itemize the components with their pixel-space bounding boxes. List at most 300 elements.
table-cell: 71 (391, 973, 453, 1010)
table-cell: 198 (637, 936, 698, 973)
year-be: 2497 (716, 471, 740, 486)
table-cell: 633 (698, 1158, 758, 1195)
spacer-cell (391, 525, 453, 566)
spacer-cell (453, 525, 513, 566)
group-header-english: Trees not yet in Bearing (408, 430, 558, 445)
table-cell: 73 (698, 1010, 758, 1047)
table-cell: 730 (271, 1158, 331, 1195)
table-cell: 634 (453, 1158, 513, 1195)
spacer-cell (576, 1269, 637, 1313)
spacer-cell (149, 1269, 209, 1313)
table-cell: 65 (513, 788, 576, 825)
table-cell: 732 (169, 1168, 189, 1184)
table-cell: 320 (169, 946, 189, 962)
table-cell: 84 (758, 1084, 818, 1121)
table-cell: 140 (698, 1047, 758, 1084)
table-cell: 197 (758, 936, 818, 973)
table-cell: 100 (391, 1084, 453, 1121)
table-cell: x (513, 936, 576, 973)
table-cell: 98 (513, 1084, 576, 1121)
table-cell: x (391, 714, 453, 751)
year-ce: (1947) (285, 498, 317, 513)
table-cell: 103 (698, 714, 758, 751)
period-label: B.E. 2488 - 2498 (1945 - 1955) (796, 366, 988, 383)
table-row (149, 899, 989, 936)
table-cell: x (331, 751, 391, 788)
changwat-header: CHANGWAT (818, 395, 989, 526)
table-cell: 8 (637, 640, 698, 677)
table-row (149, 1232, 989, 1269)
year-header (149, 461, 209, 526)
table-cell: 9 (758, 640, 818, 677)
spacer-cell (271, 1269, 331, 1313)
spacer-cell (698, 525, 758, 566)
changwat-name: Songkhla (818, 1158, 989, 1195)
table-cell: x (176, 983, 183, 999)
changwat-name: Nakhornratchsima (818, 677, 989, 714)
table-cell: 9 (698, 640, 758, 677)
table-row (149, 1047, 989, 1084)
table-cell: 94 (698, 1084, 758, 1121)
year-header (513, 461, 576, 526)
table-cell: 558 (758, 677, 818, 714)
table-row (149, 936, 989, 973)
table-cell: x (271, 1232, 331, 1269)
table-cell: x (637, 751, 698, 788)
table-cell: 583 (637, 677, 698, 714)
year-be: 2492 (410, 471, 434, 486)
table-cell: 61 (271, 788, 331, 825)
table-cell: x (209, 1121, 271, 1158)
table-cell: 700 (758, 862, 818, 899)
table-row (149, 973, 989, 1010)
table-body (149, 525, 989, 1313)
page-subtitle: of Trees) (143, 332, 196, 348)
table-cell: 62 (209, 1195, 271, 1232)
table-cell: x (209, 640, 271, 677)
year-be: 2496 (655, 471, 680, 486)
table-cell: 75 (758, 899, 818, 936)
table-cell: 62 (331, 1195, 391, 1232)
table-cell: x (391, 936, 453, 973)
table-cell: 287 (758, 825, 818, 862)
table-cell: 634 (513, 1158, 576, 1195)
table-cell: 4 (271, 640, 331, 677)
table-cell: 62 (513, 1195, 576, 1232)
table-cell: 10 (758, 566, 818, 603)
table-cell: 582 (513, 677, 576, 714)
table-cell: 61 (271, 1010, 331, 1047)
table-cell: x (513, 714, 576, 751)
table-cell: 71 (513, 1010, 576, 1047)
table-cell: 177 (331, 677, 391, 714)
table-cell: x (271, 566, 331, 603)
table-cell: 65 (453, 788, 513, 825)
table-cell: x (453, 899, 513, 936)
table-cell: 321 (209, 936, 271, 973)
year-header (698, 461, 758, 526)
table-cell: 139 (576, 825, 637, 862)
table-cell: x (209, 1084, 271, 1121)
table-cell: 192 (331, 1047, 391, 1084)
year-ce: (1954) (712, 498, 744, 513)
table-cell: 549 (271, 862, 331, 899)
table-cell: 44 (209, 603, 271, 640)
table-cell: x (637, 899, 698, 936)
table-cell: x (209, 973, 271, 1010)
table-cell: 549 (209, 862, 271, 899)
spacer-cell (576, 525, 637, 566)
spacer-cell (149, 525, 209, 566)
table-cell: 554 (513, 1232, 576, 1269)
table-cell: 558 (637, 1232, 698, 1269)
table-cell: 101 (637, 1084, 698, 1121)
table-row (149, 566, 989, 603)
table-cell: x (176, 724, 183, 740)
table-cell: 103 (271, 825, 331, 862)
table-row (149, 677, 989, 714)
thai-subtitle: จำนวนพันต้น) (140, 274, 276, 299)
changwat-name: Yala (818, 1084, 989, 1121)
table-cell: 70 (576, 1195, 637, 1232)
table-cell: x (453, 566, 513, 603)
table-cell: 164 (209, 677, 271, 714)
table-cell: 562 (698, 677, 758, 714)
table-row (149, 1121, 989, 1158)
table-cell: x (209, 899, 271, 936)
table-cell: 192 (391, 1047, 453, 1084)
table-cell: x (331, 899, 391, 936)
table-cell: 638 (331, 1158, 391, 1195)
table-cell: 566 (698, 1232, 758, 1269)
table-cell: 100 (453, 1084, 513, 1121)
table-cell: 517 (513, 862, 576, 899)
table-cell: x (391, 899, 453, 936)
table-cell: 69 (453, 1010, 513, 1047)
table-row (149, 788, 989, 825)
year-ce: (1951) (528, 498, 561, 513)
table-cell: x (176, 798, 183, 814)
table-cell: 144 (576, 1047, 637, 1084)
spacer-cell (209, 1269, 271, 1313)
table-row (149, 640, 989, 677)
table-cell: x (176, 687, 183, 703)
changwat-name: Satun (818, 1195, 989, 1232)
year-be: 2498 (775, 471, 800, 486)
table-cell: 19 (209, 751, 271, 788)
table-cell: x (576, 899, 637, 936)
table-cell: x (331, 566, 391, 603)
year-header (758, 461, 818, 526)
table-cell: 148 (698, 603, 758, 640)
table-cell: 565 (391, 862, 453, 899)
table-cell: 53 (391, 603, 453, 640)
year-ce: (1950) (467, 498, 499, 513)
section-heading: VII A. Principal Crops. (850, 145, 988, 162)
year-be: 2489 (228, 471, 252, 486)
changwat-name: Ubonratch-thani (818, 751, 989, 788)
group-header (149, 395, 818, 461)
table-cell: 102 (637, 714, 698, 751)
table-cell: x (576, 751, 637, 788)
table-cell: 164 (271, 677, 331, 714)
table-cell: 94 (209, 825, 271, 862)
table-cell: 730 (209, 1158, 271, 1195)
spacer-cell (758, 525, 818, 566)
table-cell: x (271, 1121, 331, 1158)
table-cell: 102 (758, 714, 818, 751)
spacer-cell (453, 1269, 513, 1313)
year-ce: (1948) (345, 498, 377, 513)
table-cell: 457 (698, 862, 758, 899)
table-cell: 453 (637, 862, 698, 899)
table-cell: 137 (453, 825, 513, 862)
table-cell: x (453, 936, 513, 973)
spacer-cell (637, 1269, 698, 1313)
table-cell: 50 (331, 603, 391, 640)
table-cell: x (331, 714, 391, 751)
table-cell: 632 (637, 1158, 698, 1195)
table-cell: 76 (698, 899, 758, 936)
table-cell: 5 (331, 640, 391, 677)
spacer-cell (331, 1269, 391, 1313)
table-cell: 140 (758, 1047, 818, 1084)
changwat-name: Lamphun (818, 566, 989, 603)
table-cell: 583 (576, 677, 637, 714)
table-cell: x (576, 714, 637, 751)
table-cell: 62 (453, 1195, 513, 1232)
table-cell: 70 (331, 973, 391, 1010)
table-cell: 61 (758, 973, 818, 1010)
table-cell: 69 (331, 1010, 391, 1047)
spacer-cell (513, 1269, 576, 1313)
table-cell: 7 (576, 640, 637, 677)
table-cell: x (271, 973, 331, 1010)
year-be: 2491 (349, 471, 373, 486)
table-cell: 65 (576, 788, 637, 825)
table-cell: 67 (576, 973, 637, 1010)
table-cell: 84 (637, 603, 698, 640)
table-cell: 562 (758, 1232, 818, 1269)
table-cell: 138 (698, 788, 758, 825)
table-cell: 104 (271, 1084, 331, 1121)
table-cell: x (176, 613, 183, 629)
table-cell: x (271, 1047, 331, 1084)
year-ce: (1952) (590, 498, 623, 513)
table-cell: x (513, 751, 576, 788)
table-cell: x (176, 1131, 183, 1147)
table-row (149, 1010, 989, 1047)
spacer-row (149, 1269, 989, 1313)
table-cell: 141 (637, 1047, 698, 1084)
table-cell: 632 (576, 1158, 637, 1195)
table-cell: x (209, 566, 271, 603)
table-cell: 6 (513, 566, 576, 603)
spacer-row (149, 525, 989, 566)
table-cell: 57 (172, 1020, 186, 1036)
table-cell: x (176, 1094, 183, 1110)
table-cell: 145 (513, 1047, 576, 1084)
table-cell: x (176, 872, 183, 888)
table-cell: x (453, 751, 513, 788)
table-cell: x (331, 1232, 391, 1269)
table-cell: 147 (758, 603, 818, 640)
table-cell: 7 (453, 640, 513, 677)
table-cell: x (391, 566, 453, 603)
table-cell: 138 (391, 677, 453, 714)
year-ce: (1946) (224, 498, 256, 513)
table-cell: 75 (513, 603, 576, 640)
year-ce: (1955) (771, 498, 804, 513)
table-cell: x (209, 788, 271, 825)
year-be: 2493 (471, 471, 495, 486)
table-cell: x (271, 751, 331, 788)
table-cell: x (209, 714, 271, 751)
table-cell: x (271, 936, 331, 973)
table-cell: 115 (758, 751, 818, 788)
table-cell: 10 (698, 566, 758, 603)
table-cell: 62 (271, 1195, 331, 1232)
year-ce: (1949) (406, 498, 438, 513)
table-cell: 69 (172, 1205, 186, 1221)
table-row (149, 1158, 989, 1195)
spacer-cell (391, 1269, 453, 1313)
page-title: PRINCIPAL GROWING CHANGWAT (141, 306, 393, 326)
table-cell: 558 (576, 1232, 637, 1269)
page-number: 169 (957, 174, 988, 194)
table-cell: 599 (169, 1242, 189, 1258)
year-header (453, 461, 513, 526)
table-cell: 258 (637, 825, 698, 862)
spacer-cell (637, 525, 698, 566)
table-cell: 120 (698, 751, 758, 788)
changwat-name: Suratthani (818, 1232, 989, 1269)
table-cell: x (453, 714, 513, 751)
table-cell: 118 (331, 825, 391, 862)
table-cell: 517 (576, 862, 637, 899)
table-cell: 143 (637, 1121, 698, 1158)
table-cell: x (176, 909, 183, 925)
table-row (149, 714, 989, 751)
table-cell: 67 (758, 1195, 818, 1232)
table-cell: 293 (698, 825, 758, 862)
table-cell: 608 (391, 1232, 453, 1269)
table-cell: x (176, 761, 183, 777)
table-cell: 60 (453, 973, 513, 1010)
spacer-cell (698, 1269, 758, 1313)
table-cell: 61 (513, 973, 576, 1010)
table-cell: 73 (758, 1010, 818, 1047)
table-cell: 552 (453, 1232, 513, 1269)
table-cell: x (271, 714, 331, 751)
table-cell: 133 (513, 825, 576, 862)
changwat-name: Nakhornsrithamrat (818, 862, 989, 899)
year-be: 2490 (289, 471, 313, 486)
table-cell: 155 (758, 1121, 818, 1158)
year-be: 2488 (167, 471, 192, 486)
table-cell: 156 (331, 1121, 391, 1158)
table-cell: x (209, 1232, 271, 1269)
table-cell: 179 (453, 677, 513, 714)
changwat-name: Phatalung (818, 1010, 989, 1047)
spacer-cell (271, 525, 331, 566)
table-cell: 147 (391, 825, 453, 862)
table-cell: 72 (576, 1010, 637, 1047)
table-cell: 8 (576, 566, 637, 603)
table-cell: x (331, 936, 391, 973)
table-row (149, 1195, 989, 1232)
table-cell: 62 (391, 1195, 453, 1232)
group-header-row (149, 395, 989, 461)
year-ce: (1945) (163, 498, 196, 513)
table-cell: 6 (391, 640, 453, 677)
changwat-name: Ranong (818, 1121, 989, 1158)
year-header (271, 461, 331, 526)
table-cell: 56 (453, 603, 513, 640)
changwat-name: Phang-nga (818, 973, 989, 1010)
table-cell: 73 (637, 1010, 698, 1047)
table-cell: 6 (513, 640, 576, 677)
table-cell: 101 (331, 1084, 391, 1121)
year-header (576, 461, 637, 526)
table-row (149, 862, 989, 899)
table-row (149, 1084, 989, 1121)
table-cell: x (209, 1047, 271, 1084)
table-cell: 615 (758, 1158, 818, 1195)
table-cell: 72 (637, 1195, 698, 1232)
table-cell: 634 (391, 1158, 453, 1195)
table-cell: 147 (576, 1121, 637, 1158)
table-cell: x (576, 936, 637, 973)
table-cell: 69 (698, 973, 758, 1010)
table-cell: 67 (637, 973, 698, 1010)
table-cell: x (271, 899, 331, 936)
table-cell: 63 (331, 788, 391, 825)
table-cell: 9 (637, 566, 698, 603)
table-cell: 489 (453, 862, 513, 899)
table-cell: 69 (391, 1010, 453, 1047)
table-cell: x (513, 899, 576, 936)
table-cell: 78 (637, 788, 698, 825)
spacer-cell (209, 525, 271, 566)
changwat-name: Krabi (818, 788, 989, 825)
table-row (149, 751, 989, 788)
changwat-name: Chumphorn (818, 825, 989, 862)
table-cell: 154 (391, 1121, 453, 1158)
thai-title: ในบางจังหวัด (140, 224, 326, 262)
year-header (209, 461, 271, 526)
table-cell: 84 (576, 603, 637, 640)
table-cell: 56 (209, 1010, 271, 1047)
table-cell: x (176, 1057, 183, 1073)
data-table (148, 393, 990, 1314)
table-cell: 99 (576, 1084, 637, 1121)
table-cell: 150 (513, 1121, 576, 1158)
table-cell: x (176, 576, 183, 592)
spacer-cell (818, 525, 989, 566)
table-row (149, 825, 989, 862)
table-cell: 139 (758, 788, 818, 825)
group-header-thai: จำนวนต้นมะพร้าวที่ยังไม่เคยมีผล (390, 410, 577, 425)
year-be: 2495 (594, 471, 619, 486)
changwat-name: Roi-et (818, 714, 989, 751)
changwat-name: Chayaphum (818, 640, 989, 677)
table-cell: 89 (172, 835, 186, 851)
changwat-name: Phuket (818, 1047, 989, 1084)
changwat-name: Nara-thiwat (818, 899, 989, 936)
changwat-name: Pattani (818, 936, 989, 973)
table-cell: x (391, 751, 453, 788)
========
→ What is required:
Could you repeat the records verbatim, from the start up to and including the line with "year-ce: (1947) (285, 498, 317, 513)"?

→ Exercise result:
itemize the components with their pixel-space bounding boxes. List at most 300 elements.
table-cell: 71 (391, 973, 453, 1010)
table-cell: 198 (637, 936, 698, 973)
year-be: 2497 (716, 471, 740, 486)
table-cell: 633 (698, 1158, 758, 1195)
spacer-cell (391, 525, 453, 566)
spacer-cell (453, 525, 513, 566)
group-header-english: Trees not yet in Bearing (408, 430, 558, 445)
table-cell: 73 (698, 1010, 758, 1047)
table-cell: 730 (271, 1158, 331, 1195)
table-cell: 634 (453, 1158, 513, 1195)
spacer-cell (576, 1269, 637, 1313)
spacer-cell (149, 1269, 209, 1313)
table-cell: 65 (513, 788, 576, 825)
table-cell: 732 (169, 1168, 189, 1184)
table-cell: 320 (169, 946, 189, 962)
table-cell: 84 (758, 1084, 818, 1121)
table-cell: 140 (698, 1047, 758, 1084)
table-cell: 197 (758, 936, 818, 973)
table-cell: 100 (391, 1084, 453, 1121)
table-cell: x (513, 936, 576, 973)
table-cell: 98 (513, 1084, 576, 1121)
table-cell: x (391, 714, 453, 751)
year-ce: (1947) (285, 498, 317, 513)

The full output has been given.